--- Start of Data extract ---
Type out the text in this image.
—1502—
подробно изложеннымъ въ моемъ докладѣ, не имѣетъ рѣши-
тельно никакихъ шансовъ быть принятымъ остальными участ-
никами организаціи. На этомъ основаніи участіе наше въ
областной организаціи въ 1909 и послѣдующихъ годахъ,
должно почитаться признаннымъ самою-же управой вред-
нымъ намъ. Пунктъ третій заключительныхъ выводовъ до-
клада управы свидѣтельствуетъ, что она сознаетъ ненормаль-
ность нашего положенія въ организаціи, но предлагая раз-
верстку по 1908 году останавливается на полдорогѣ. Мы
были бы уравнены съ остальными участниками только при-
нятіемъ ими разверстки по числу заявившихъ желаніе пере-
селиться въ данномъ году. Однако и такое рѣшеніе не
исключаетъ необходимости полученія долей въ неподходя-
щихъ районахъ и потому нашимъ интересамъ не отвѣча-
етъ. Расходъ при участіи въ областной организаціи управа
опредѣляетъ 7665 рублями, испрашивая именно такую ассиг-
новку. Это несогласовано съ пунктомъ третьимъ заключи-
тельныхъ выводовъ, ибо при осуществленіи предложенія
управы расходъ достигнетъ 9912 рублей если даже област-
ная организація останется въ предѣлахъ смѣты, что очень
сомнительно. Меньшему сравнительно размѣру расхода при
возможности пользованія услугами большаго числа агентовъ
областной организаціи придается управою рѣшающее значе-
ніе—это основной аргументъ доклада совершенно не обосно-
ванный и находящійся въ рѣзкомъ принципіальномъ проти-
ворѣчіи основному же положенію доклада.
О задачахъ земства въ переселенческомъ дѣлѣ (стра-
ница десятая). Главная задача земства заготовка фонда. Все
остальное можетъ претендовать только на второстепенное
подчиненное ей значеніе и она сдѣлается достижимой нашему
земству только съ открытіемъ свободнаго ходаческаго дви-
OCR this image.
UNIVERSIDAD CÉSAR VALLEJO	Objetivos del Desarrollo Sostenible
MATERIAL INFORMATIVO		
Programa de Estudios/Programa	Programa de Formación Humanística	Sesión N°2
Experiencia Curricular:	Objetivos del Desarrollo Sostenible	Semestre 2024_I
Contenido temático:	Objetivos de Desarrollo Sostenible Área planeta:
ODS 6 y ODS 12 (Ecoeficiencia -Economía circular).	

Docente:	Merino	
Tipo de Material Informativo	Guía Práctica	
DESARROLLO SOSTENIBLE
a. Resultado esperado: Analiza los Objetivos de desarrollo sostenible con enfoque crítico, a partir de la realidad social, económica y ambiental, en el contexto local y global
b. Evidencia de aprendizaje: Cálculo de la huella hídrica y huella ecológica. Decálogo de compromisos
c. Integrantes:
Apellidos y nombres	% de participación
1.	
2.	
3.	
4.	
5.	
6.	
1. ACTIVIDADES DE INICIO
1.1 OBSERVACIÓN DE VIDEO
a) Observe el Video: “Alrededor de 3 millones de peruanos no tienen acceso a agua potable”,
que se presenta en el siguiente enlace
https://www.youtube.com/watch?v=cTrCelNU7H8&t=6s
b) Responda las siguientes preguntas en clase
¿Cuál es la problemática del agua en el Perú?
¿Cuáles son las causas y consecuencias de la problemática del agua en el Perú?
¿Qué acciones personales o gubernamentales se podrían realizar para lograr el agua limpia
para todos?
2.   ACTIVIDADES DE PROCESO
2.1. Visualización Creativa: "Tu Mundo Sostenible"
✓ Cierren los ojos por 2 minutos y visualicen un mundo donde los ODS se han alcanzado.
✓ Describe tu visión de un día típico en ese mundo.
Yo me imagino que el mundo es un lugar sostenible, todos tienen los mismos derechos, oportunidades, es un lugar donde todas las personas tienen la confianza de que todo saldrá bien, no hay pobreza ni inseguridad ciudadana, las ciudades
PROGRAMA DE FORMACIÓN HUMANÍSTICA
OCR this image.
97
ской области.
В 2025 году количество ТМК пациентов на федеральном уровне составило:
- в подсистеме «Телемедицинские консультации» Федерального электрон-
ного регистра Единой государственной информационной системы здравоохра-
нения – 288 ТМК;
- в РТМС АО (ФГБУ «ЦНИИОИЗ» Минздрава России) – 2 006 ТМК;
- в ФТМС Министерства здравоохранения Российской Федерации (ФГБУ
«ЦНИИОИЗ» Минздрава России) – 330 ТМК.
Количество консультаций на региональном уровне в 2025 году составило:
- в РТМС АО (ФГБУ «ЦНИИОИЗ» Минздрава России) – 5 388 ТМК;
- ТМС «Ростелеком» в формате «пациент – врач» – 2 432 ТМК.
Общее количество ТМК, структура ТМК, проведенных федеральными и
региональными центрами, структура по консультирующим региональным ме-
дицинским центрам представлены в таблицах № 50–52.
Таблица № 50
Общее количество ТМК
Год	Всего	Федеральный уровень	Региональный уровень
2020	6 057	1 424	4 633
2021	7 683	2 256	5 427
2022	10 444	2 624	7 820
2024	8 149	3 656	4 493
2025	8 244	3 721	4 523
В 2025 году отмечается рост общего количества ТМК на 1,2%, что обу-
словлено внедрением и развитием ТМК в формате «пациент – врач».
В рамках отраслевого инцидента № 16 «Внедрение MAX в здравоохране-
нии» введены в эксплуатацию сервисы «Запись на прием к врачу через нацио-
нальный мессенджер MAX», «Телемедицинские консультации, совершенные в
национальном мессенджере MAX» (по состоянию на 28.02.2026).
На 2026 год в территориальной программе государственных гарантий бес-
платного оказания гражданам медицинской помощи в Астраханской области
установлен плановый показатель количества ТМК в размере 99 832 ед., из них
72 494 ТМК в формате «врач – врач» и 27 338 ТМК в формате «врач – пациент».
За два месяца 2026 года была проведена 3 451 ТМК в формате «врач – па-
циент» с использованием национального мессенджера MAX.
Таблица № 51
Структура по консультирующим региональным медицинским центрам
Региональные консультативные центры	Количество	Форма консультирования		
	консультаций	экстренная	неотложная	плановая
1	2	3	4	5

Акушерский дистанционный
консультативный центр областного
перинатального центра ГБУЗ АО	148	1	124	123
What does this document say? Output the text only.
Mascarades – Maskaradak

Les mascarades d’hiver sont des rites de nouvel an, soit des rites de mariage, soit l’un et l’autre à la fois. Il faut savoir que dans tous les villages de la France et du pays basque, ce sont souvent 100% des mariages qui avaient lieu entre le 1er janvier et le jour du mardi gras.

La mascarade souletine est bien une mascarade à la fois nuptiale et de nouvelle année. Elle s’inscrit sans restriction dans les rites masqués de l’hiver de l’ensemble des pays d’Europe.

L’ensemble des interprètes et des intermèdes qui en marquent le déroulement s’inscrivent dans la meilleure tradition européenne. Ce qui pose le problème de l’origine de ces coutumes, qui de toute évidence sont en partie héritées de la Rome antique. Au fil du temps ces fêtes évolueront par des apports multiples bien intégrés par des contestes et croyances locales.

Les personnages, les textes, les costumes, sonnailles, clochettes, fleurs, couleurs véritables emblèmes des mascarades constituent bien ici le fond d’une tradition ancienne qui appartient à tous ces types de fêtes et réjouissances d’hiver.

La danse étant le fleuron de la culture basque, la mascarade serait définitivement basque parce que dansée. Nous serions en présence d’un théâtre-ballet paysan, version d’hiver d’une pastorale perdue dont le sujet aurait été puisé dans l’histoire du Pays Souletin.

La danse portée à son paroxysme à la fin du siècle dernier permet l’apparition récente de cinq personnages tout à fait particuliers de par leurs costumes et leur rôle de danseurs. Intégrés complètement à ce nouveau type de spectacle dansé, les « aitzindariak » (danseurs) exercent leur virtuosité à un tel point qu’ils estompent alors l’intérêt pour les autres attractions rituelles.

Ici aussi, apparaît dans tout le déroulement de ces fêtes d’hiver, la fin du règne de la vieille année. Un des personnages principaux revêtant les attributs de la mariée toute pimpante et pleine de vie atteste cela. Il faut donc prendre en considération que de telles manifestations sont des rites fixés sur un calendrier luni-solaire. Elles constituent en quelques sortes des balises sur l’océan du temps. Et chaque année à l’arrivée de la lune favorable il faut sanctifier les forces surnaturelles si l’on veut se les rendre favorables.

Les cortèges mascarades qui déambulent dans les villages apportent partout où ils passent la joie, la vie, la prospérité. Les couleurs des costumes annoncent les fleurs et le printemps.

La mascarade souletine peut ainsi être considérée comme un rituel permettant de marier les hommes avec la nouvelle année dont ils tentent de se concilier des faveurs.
--- End of Data extract ---
--- The problem ---
Say how many lines contain the string "Телемедицинские", giving nothing but the count.

--- The response ---
2